Dataset records:
------------------------------------------------------------
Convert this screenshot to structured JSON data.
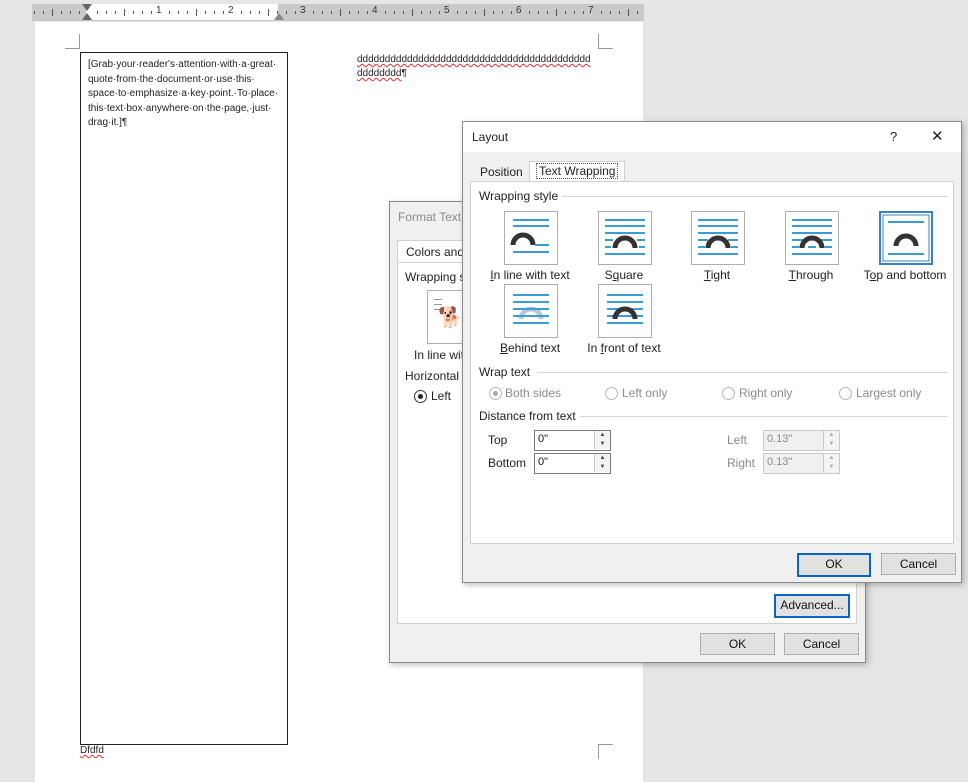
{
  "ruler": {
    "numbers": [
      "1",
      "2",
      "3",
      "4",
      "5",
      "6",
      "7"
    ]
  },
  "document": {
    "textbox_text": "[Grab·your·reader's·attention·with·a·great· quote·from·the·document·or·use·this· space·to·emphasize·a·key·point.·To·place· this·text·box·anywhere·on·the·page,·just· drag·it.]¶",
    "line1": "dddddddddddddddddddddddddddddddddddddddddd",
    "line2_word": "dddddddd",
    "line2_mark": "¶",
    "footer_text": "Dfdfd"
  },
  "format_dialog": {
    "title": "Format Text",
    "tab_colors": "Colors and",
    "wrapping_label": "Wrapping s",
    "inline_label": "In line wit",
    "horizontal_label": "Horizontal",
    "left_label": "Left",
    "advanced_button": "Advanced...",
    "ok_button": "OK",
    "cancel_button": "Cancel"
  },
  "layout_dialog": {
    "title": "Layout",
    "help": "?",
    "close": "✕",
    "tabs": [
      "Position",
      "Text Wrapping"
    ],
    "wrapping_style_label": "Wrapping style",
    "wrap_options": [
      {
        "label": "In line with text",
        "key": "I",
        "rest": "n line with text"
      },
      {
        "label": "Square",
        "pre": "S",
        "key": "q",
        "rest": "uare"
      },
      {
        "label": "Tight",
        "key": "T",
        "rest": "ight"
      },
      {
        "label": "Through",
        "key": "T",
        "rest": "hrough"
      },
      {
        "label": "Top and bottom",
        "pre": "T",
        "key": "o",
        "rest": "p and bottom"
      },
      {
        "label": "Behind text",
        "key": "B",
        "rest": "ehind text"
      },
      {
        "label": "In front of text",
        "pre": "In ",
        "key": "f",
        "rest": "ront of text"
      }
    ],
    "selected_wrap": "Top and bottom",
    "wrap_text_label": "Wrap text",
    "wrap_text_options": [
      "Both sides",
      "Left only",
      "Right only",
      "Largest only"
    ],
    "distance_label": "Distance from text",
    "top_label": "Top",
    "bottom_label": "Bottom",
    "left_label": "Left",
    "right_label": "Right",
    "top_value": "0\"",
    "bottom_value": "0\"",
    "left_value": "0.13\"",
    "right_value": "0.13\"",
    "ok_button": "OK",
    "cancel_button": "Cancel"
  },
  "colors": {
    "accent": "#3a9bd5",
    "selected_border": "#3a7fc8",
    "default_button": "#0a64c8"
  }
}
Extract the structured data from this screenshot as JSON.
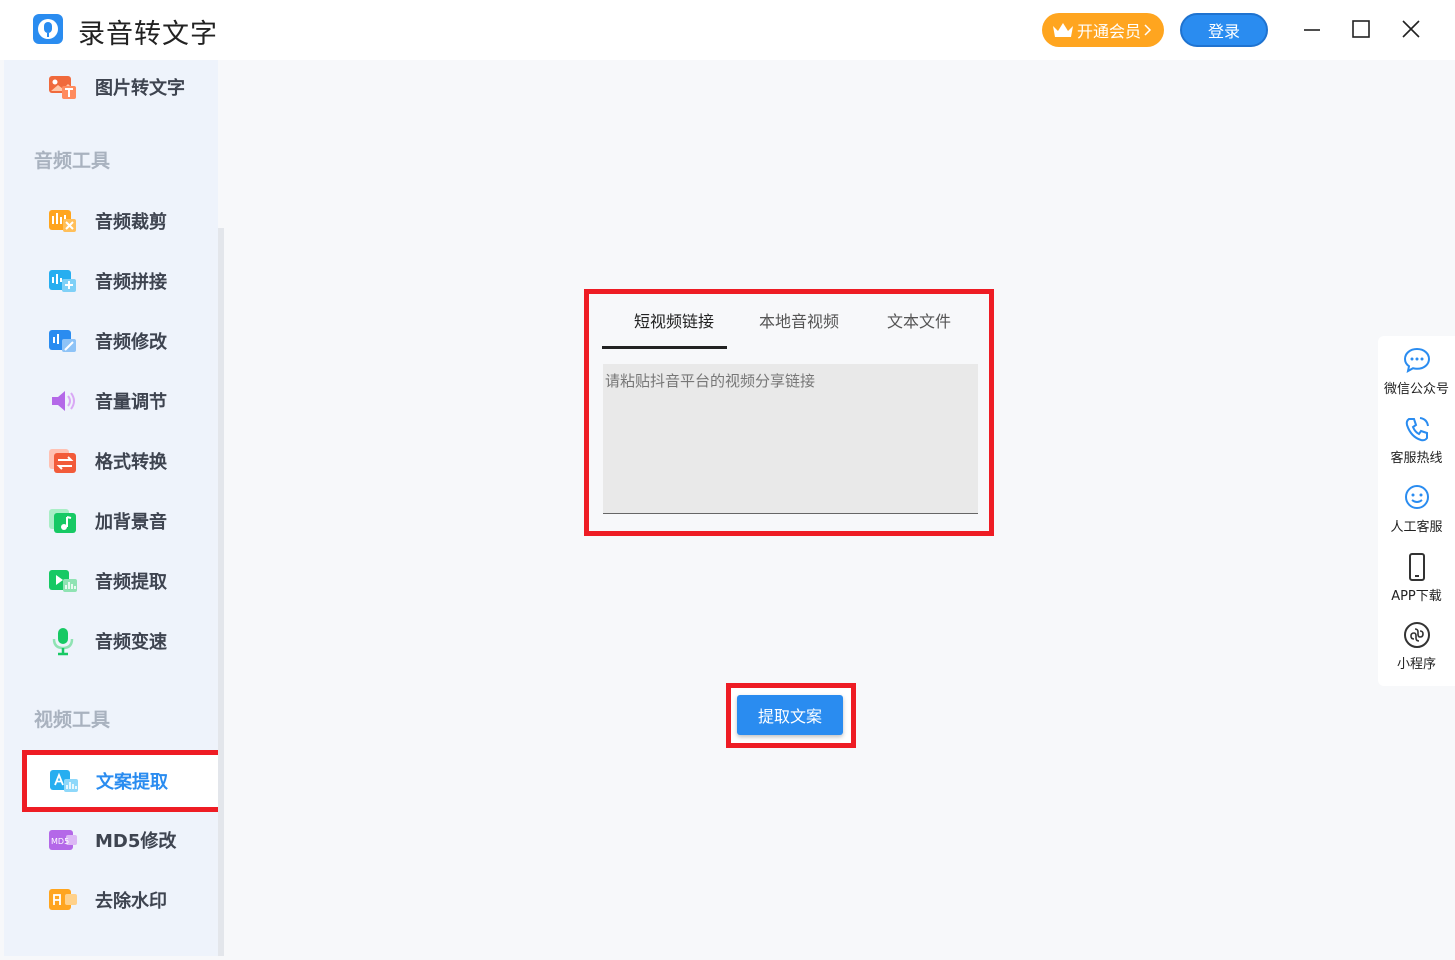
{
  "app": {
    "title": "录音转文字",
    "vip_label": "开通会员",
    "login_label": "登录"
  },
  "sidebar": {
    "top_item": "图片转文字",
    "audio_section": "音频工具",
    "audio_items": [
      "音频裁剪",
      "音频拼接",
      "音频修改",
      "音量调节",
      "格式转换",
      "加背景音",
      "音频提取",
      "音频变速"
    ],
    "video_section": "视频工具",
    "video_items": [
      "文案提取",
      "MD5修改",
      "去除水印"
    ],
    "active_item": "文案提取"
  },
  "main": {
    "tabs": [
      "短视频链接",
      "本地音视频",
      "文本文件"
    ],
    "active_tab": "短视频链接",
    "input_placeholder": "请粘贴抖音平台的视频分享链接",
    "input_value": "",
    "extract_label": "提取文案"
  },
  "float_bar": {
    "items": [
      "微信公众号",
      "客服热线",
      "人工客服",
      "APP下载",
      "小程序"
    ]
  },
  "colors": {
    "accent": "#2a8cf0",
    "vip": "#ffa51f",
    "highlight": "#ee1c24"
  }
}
------------------------------------------------------------
Return all the lines that contain the string "title".

Solution to this problem:
    "title": "Format Text",
    "title": "Layout",
    "title": "录音转文字",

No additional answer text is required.